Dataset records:
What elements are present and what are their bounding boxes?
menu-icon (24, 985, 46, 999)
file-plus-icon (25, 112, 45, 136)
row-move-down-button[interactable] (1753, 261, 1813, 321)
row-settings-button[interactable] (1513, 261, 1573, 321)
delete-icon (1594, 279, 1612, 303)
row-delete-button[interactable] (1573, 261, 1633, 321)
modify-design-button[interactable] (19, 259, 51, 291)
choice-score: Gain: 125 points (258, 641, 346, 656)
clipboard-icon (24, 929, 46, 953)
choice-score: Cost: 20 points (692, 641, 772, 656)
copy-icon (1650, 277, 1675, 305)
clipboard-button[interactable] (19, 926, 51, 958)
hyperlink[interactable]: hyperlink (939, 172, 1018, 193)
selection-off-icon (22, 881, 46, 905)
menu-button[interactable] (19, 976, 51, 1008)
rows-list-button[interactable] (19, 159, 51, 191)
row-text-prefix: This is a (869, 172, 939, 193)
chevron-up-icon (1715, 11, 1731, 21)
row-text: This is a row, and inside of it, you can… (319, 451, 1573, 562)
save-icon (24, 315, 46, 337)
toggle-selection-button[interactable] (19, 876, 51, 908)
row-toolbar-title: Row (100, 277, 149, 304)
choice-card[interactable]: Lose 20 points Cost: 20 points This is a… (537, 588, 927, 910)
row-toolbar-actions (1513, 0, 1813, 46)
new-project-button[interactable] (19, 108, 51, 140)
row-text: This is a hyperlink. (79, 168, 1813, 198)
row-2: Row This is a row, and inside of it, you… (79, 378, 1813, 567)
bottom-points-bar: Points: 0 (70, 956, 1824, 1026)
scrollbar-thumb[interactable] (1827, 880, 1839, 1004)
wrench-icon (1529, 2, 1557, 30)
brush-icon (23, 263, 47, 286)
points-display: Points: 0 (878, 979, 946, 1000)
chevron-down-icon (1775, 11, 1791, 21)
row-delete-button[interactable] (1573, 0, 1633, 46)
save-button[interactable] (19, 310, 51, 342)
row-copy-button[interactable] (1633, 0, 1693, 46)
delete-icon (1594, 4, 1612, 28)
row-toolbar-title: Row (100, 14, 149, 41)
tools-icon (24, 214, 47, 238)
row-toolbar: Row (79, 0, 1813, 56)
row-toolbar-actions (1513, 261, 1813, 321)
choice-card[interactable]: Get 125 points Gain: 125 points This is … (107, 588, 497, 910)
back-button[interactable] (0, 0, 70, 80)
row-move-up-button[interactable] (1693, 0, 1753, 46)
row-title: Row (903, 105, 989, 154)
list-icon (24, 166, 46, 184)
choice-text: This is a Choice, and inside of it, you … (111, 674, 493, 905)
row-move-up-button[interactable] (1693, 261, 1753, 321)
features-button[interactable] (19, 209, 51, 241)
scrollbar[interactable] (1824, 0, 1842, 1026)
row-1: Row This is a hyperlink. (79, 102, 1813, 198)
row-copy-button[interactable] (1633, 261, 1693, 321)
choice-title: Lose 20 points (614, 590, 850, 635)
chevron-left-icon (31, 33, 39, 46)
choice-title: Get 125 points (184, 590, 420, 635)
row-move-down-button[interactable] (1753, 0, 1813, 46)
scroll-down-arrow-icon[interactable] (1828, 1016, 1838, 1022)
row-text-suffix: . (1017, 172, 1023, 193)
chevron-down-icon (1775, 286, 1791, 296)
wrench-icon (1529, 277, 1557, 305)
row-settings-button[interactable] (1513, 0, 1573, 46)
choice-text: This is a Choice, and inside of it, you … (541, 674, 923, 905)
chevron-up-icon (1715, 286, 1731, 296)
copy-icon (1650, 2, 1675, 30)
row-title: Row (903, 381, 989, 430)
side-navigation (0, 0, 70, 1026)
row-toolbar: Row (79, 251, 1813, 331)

*Short task*.
Arrange the lines of the items above as a numbered list, omitting any blank lines.

*Completed exercise*.
1. What elements are present and what are their bounding boxes?
2. menu-icon (24, 985, 46, 999)
3. file-plus-icon (25, 112, 45, 136)
4. row-move-down-button[interactable] (1753, 261, 1813, 321)
5. row-settings-button[interactable] (1513, 261, 1573, 321)
6. delete-icon (1594, 279, 1612, 303)
7. row-delete-button[interactable] (1573, 261, 1633, 321)
8. modify-design-button[interactable] (19, 259, 51, 291)
9. choice-score: Gain: 125 points (258, 641, 346, 656)
10. clipboard-icon (24, 929, 46, 953)
11. choice-score: Cost: 20 points (692, 641, 772, 656)
12. copy-icon (1650, 277, 1675, 305)
13. clipboard-button[interactable] (19, 926, 51, 958)
14. hyperlink[interactable]: hyperlink (939, 172, 1018, 193)
15. selection-off-icon (22, 881, 46, 905)
16. menu-button[interactable] (19, 976, 51, 1008)
17. rows-list-button[interactable] (19, 159, 51, 191)
18. row-text-prefix: This is a (869, 172, 939, 193)
19. chevron-up-icon (1715, 11, 1731, 21)
20. row-text: This is a row, and inside of it, you can… (319, 451, 1573, 562)
21. save-icon (24, 315, 46, 337)
22. toggle-selection-button[interactable] (19, 876, 51, 908)
23. row-toolbar-title: Row (100, 277, 149, 304)
24. choice-card[interactable]: Lose 20 points Cost: 20 points This is a… (537, 588, 927, 910)
25. row-toolbar-actions (1513, 0, 1813, 46)
26. new-project-button[interactable] (19, 108, 51, 140)
27. row-text: This is a hyperlink. (79, 168, 1813, 198)
28. row-2: Row This is a row, and inside of it, you… (79, 378, 1813, 567)
29. bottom-points-bar: Points: 0 (70, 956, 1824, 1026)
30. scrollbar-thumb[interactable] (1827, 880, 1839, 1004)
31. wrench-icon (1529, 2, 1557, 30)
32. brush-icon (23, 263, 47, 286)
33. points-display: Points: 0 (878, 979, 946, 1000)
34. chevron-down-icon (1775, 11, 1791, 21)
35. row-delete-button[interactable] (1573, 0, 1633, 46)
36. save-button[interactable] (19, 310, 51, 342)
37. row-copy-button[interactable] (1633, 0, 1693, 46)
38. delete-icon (1594, 4, 1612, 28)
39. row-toolbar-title: Row (100, 14, 149, 41)
40. tools-icon (24, 214, 47, 238)
41. row-toolbar: Row (79, 0, 1813, 56)
42. row-toolbar-actions (1513, 261, 1813, 321)
43. choice-card[interactable]: Get 125 points Gain: 125 points This is … (107, 588, 497, 910)
44. back-button[interactable] (0, 0, 70, 80)
45. row-move-up-button[interactable] (1693, 0, 1753, 46)
46. row-title: Row (903, 105, 989, 154)
47. list-icon (24, 166, 46, 184)
48. choice-text: This is a Choice, and inside of it, you … (111, 674, 493, 905)
49. row-move-up-button[interactable] (1693, 261, 1753, 321)
50. features-button[interactable] (19, 209, 51, 241)
51. scrollbar[interactable] (1824, 0, 1842, 1026)
52. row-1: Row This is a hyperlink. (79, 102, 1813, 198)
53. row-copy-button[interactable] (1633, 261, 1693, 321)
54. choice-title: Lose 20 points (614, 590, 850, 635)
55. chevron-left-icon (31, 33, 39, 46)
56. choice-title: Get 125 points (184, 590, 420, 635)
57. row-move-down-button[interactable] (1753, 0, 1813, 46)
58. scroll-down-arrow-icon[interactable] (1828, 1016, 1838, 1022)
59. row-text-suffix: . (1017, 172, 1023, 193)
60. chevron-down-icon (1775, 286, 1791, 296)
61. wrench-icon (1529, 277, 1557, 305)
62. row-settings-button[interactable] (1513, 0, 1573, 46)
63. choice-text: This is a Choice, and inside of it, you … (541, 674, 923, 905)
64. chevron-up-icon (1715, 286, 1731, 296)
65. copy-icon (1650, 2, 1675, 30)
66. row-title: Row (903, 381, 989, 430)
67. side-navigation (0, 0, 70, 1026)
68. row-toolbar: Row (79, 251, 1813, 331)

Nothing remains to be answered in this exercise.